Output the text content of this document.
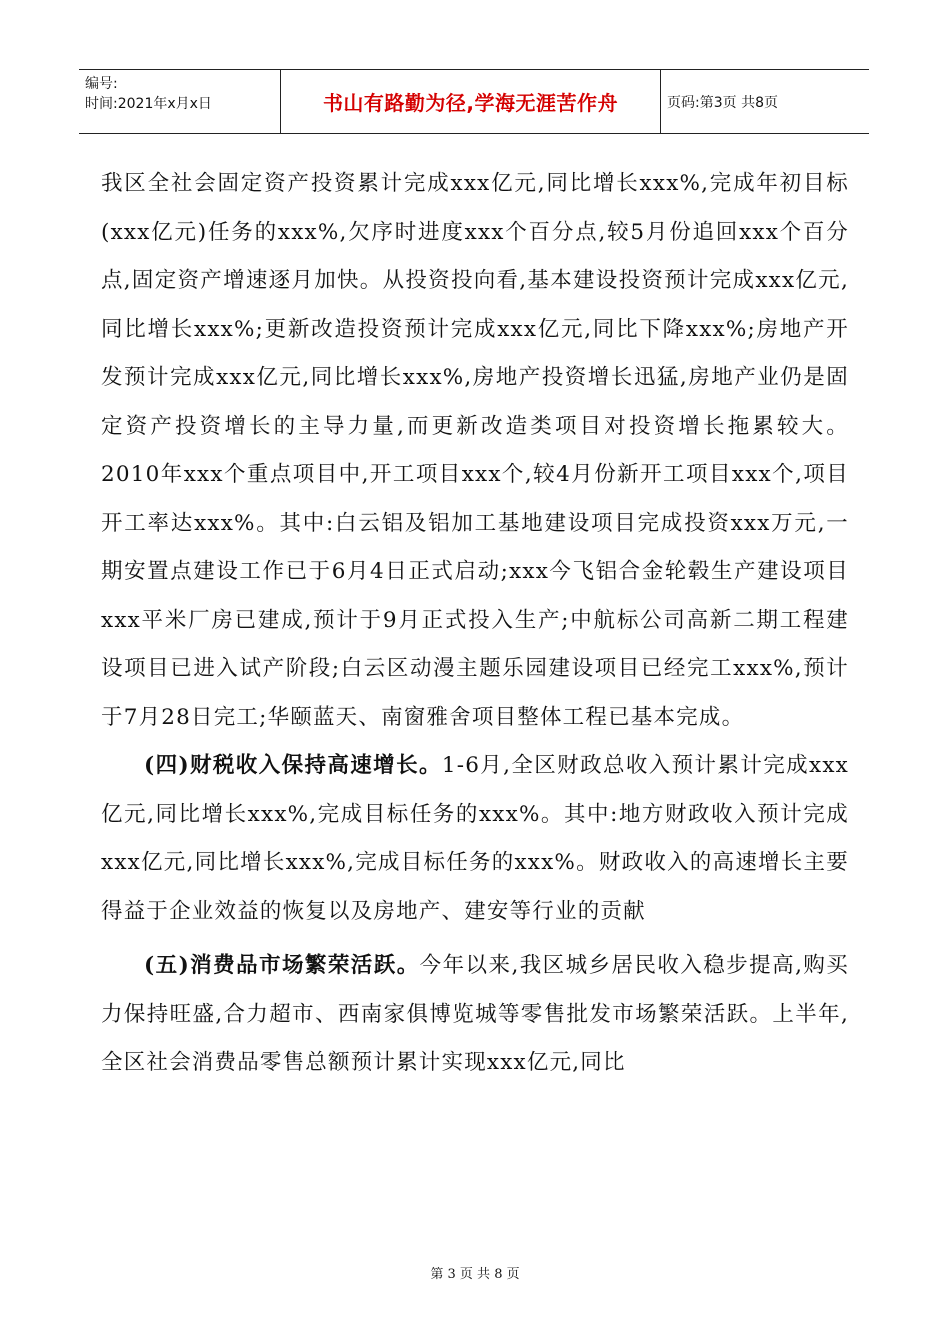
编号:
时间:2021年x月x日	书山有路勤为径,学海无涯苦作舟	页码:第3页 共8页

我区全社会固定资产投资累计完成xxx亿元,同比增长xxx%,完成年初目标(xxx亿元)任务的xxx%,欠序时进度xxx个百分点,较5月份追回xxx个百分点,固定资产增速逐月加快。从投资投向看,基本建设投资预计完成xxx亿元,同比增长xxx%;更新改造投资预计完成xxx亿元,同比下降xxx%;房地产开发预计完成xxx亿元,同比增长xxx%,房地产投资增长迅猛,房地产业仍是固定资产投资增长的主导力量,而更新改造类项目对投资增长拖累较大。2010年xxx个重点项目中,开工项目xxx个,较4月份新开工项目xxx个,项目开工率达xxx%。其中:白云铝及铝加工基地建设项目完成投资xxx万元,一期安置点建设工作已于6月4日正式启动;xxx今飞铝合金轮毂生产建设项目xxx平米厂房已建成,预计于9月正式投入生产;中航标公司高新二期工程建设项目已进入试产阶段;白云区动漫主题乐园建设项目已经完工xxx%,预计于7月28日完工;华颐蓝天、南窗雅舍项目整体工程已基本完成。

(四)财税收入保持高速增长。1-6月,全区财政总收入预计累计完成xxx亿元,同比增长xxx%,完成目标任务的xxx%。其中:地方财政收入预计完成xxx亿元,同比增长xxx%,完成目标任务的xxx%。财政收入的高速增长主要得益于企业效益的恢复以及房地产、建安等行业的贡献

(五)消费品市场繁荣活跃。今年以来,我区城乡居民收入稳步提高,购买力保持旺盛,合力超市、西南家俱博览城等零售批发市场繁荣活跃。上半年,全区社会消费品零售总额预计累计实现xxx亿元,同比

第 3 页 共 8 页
=-=-=
Repeat verbatim all the material, but not the pictures.

Output the text content of this document.
编号:
时间:2021年x月x日	书山有路勤为径,学海无涯苦作舟	页码:第3页 共8页

我区全社会固定资产投资累计完成xxx亿元,同比增长xxx%,完成年初目标(xxx亿元)任务的xxx%,欠序时进度xxx个百分点,较5月份追回xxx个百分点,固定资产增速逐月加快。从投资投向看,基本建设投资预计完成xxx亿元,同比增长xxx%;更新改造投资预计完成xxx亿元,同比下降xxx%;房地产开发预计完成xxx亿元,同比增长xxx%,房地产投资增长迅猛,房地产业仍是固定资产投资增长的主导力量,而更新改造类项目对投资增长拖累较大。2010年xxx个重点项目中,开工项目xxx个,较4月份新开工项目xxx个,项目开工率达xxx%。其中:白云铝及铝加工基地建设项目完成投资xxx万元,一期安置点建设工作已于6月4日正式启动;xxx今飞铝合金轮毂生产建设项目xxx平米厂房已建成,预计于9月正式投入生产;中航标公司高新二期工程建设项目已进入试产阶段;白云区动漫主题乐园建设项目已经完工xxx%,预计于7月28日完工;华颐蓝天、南窗雅舍项目整体工程已基本完成。

(四)财税收入保持高速增长。1-6月,全区财政总收入预计累计完成xxx亿元,同比增长xxx%,完成目标任务的xxx%。其中:地方财政收入预计完成xxx亿元,同比增长xxx%,完成目标任务的xxx%。财政收入的高速增长主要得益于企业效益的恢复以及房地产、建安等行业的贡献

(五)消费品市场繁荣活跃。今年以来,我区城乡居民收入稳步提高,购买力保持旺盛,合力超市、西南家俱博览城等零售批发市场繁荣活跃。上半年,全区社会消费品零售总额预计累计实现xxx亿元,同比

第 3 页 共 8 页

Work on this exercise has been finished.